(Rows from a figure dataset)
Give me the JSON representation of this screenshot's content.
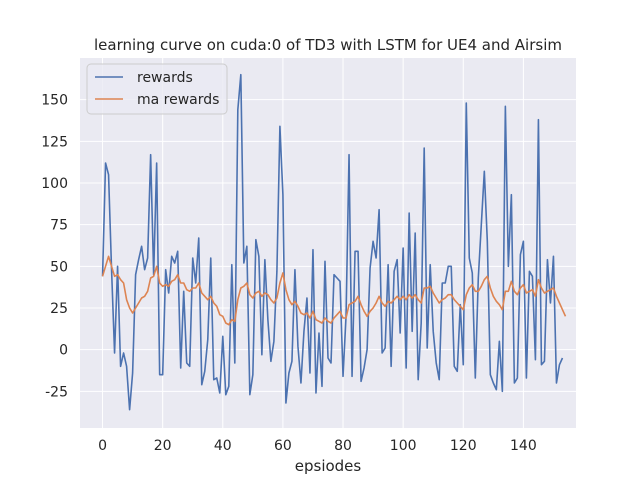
{
  "chart_data": {
    "type": "line",
    "title": "learning curve on cuda:0 of TD3 with LSTM for UE4 and Airsim",
    "xlabel": "epsiodes",
    "ylabel": "",
    "xlim": [
      -7.5,
      157.5
    ],
    "ylim": [
      -47,
      175
    ],
    "xticks": [
      0,
      20,
      40,
      60,
      80,
      100,
      120,
      140
    ],
    "yticks": [
      -25,
      0,
      25,
      50,
      75,
      100,
      125,
      150
    ],
    "grid": true,
    "legend_position": "top-left",
    "background": "#eaeaf2",
    "series": [
      {
        "name": "rewards",
        "color": "#4c72b0",
        "values": [
          44,
          112,
          105,
          48,
          -2,
          50,
          -10,
          -2,
          -10,
          -36,
          -14,
          45,
          54,
          62,
          48,
          55,
          117,
          45,
          112,
          -15,
          -15,
          48,
          34,
          56,
          52,
          59,
          -11,
          35,
          -8,
          -10,
          55,
          40,
          67,
          -21,
          -13,
          6,
          55,
          -18,
          -17,
          -26,
          8,
          -27,
          -22,
          51,
          -8,
          144,
          165,
          52,
          62,
          -27,
          -15,
          66,
          56,
          -3,
          54,
          18,
          -7,
          5,
          47,
          134,
          93,
          -32,
          -14,
          -7,
          48,
          2,
          -20,
          11,
          31,
          -14,
          60,
          -26,
          10,
          -22,
          53,
          -5,
          -8,
          45,
          43,
          41,
          -16,
          20,
          117,
          -16,
          59,
          59,
          -19,
          -11,
          0,
          49,
          65,
          55,
          84,
          -2,
          1,
          51,
          -10,
          47,
          54,
          10,
          61,
          -11,
          82,
          11,
          70,
          -18,
          16,
          121,
          1,
          51,
          11,
          -8,
          -18,
          40,
          40,
          50,
          50,
          -10,
          -13,
          27,
          -9,
          148,
          55,
          46,
          -17,
          43,
          75,
          107,
          65,
          -15,
          -20,
          -24,
          5,
          -25,
          146,
          50,
          93,
          -20,
          -17,
          57,
          65,
          -17,
          47,
          44,
          -6,
          138,
          -9,
          -7,
          54,
          28,
          56,
          -20,
          -9,
          -5
        ]
      },
      {
        "name": "ma rewards",
        "color": "#dd8452",
        "values": [
          44,
          50,
          56,
          50,
          44,
          45,
          42,
          40,
          30,
          25,
          22,
          25,
          28,
          31,
          32,
          35,
          43,
          44,
          50,
          40,
          38,
          39,
          38,
          41,
          42,
          45,
          40,
          40,
          36,
          35,
          37,
          37,
          40,
          34,
          32,
          30,
          32,
          28,
          26,
          21,
          20,
          16,
          15,
          18,
          17,
          30,
          37,
          38,
          40,
          33,
          31,
          34,
          35,
          32,
          34,
          33,
          30,
          28,
          31,
          40,
          46,
          36,
          30,
          27,
          29,
          26,
          22,
          21,
          22,
          19,
          23,
          18,
          17,
          16,
          19,
          17,
          16,
          19,
          21,
          23,
          19,
          19,
          27,
          28,
          29,
          32,
          27,
          23,
          20,
          23,
          25,
          28,
          32,
          28,
          26,
          29,
          28,
          30,
          32,
          30,
          32,
          30,
          33,
          31,
          33,
          30,
          28,
          37,
          37,
          38,
          34,
          31,
          28,
          30,
          31,
          33,
          33,
          30,
          28,
          26,
          24,
          33,
          37,
          39,
          35,
          35,
          38,
          42,
          44,
          37,
          32,
          29,
          27,
          24,
          35,
          35,
          41,
          35,
          33,
          37,
          39,
          34,
          35,
          36,
          32,
          42,
          37,
          34,
          35,
          36,
          37,
          32,
          28,
          24,
          20
        ]
      }
    ]
  }
}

#### [GIVEN INSTRUCTION]
Return the entries unchanged, save for the pictures, which do not belong in the copy.

#### [RESULT]
Give me the JSON representation of this screenshot's content.
{
  "chart_data": {
    "type": "line",
    "title": "learning curve on cuda:0 of TD3 with LSTM for UE4 and Airsim",
    "xlabel": "epsiodes",
    "ylabel": "",
    "xlim": [
      -7.5,
      157.5
    ],
    "ylim": [
      -47,
      175
    ],
    "xticks": [
      0,
      20,
      40,
      60,
      80,
      100,
      120,
      140
    ],
    "yticks": [
      -25,
      0,
      25,
      50,
      75,
      100,
      125,
      150
    ],
    "grid": true,
    "legend_position": "top-left",
    "background": "#eaeaf2",
    "series": [
      {
        "name": "rewards",
        "color": "#4c72b0",
        "values": [
          44,
          112,
          105,
          48,
          -2,
          50,
          -10,
          -2,
          -10,
          -36,
          -14,
          45,
          54,
          62,
          48,
          55,
          117,
          45,
          112,
          -15,
          -15,
          48,
          34,
          56,
          52,
          59,
          -11,
          35,
          -8,
          -10,
          55,
          40,
          67,
          -21,
          -13,
          6,
          55,
          -18,
          -17,
          -26,
          8,
          -27,
          -22,
          51,
          -8,
          144,
          165,
          52,
          62,
          -27,
          -15,
          66,
          56,
          -3,
          54,
          18,
          -7,
          5,
          47,
          134,
          93,
          -32,
          -14,
          -7,
          48,
          2,
          -20,
          11,
          31,
          -14,
          60,
          -26,
          10,
          -22,
          53,
          -5,
          -8,
          45,
          43,
          41,
          -16,
          20,
          117,
          -16,
          59,
          59,
          -19,
          -11,
          0,
          49,
          65,
          55,
          84,
          -2,
          1,
          51,
          -10,
          47,
          54,
          10,
          61,
          -11,
          82,
          11,
          70,
          -18,
          16,
          121,
          1,
          51,
          11,
          -8,
          -18,
          40,
          40,
          50,
          50,
          -10,
          -13,
          27,
          -9,
          148,
          55,
          46,
          -17,
          43,
          75,
          107,
          65,
          -15,
          -20,
          -24,
          5,
          -25,
          146,
          50,
          93,
          -20,
          -17,
          57,
          65,
          -17,
          47,
          44,
          -6,
          138,
          -9,
          -7,
          54,
          28,
          56,
          -20,
          -9,
          -5
        ]
      },
      {
        "name": "ma rewards",
        "color": "#dd8452",
        "values": [
          44,
          50,
          56,
          50,
          44,
          45,
          42,
          40,
          30,
          25,
          22,
          25,
          28,
          31,
          32,
          35,
          43,
          44,
          50,
          40,
          38,
          39,
          38,
          41,
          42,
          45,
          40,
          40,
          36,
          35,
          37,
          37,
          40,
          34,
          32,
          30,
          32,
          28,
          26,
          21,
          20,
          16,
          15,
          18,
          17,
          30,
          37,
          38,
          40,
          33,
          31,
          34,
          35,
          32,
          34,
          33,
          30,
          28,
          31,
          40,
          46,
          36,
          30,
          27,
          29,
          26,
          22,
          21,
          22,
          19,
          23,
          18,
          17,
          16,
          19,
          17,
          16,
          19,
          21,
          23,
          19,
          19,
          27,
          28,
          29,
          32,
          27,
          23,
          20,
          23,
          25,
          28,
          32,
          28,
          26,
          29,
          28,
          30,
          32,
          30,
          32,
          30,
          33,
          31,
          33,
          30,
          28,
          37,
          37,
          38,
          34,
          31,
          28,
          30,
          31,
          33,
          33,
          30,
          28,
          26,
          24,
          33,
          37,
          39,
          35,
          35,
          38,
          42,
          44,
          37,
          32,
          29,
          27,
          24,
          35,
          35,
          41,
          35,
          33,
          37,
          39,
          34,
          35,
          36,
          32,
          42,
          37,
          34,
          35,
          36,
          37,
          32,
          28,
          24,
          20
        ]
      }
    ]
  }
}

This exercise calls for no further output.